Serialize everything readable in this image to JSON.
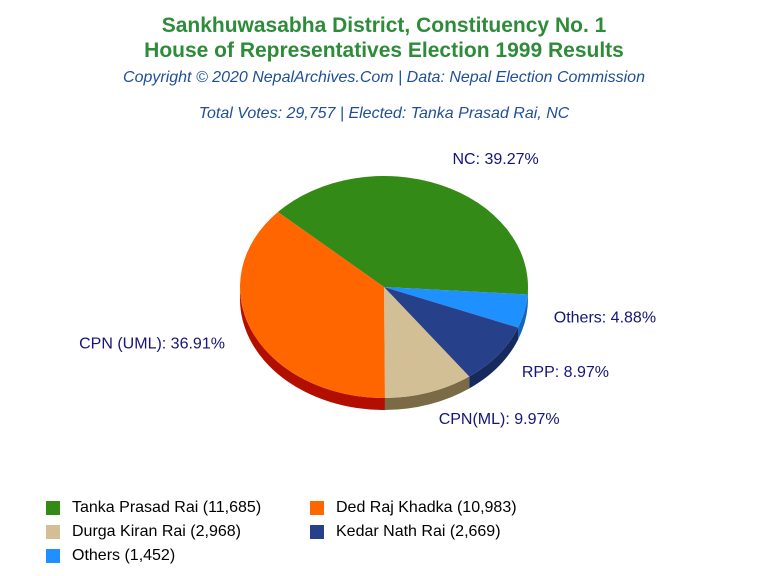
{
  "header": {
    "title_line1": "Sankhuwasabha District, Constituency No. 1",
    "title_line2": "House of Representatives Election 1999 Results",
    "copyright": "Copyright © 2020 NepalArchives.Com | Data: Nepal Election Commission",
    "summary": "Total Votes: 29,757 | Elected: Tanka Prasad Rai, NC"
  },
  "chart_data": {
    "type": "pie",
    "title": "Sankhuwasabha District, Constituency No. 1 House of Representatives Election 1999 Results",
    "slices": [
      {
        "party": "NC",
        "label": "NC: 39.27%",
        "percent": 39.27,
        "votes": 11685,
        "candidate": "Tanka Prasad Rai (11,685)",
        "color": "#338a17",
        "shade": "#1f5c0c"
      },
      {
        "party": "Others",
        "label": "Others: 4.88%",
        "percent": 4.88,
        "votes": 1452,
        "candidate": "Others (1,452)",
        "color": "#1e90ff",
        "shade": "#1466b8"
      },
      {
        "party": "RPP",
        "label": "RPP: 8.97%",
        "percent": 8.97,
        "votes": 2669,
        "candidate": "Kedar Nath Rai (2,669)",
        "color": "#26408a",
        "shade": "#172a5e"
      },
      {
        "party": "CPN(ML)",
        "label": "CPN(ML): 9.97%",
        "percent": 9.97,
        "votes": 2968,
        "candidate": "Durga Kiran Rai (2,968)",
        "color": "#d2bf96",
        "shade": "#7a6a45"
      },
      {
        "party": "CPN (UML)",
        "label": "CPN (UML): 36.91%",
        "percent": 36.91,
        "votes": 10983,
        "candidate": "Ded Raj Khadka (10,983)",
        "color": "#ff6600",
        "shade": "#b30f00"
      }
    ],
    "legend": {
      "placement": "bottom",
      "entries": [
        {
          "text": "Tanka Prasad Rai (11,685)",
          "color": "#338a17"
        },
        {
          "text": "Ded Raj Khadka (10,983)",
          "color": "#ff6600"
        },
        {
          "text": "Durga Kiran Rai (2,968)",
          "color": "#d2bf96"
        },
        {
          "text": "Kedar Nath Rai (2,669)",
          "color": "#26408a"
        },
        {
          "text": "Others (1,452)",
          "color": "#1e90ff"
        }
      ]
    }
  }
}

—————

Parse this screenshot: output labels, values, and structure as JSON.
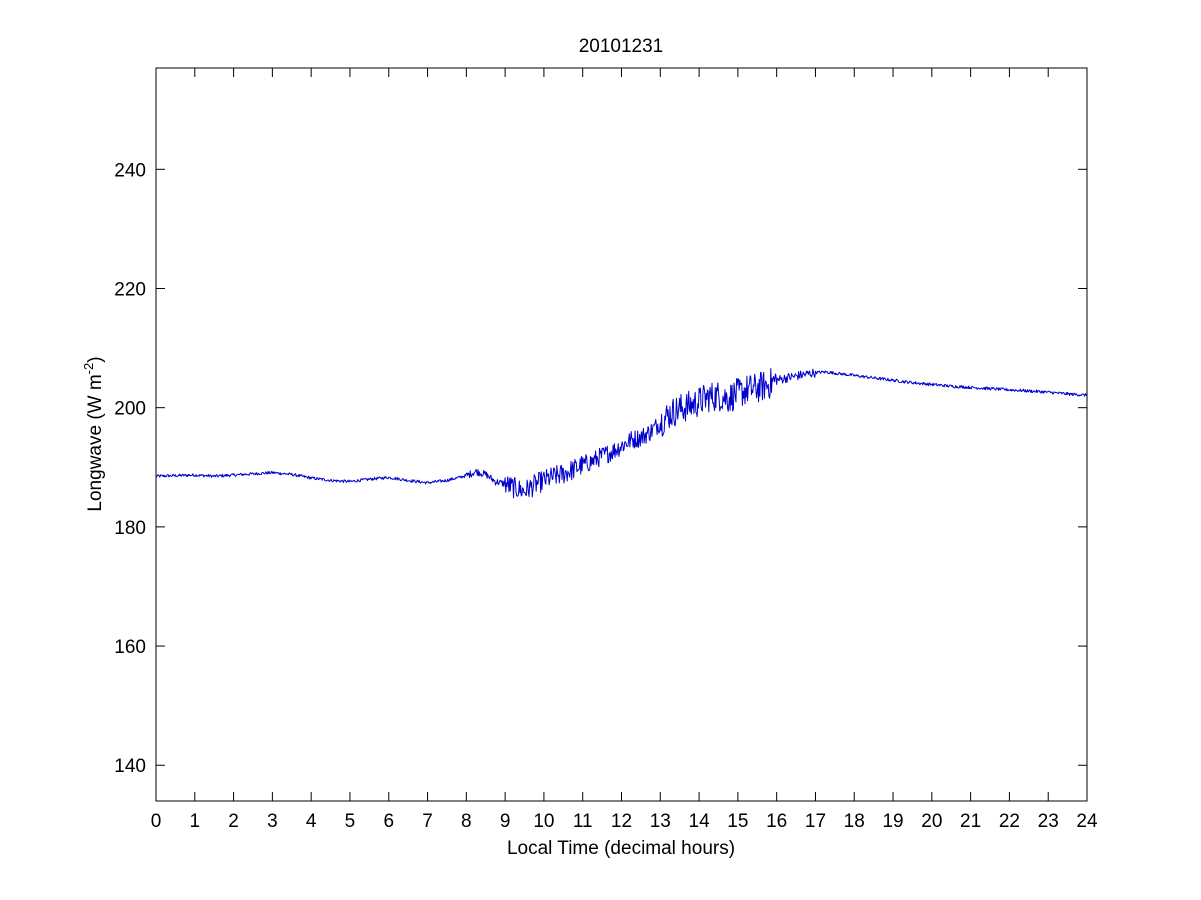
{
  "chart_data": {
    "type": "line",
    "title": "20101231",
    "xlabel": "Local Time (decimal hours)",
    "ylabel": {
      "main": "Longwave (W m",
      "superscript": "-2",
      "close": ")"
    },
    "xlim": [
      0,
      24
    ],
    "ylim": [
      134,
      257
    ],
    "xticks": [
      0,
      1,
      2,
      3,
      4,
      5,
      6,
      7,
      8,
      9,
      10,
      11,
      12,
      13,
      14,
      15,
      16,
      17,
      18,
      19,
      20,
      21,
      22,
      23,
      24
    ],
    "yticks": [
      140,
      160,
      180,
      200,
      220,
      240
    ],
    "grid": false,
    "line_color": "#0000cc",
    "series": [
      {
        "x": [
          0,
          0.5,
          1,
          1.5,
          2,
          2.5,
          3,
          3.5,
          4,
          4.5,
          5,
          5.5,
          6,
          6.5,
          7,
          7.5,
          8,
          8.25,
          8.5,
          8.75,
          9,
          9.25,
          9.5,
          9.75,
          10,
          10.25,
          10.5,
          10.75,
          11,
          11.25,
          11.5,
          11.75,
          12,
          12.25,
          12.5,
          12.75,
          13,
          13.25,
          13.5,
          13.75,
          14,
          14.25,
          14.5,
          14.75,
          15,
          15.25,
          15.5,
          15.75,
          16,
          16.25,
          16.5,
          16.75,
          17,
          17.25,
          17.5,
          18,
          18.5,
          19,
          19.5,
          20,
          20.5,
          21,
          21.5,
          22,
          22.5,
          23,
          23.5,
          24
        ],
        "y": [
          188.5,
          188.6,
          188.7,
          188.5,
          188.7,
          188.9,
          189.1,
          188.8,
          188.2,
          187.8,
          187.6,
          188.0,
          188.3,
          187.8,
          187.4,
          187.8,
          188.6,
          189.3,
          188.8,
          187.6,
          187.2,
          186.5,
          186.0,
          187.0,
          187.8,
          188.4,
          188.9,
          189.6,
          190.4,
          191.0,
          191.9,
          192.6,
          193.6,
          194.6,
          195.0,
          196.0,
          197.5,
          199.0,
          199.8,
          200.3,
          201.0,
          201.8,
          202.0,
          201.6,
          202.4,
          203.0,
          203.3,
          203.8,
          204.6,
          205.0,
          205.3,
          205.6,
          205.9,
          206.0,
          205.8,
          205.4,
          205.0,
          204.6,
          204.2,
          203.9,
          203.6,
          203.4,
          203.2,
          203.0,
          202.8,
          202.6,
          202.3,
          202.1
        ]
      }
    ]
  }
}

—————

→ **WRITTEN TASK**: Return every line from the records above that holds the word "Khadka".

→ **WRITTEN RESPONSE**:
        "candidate": "Ded Raj Khadka (10,983)",
          "text": "Ded Raj Khadka (10,983)",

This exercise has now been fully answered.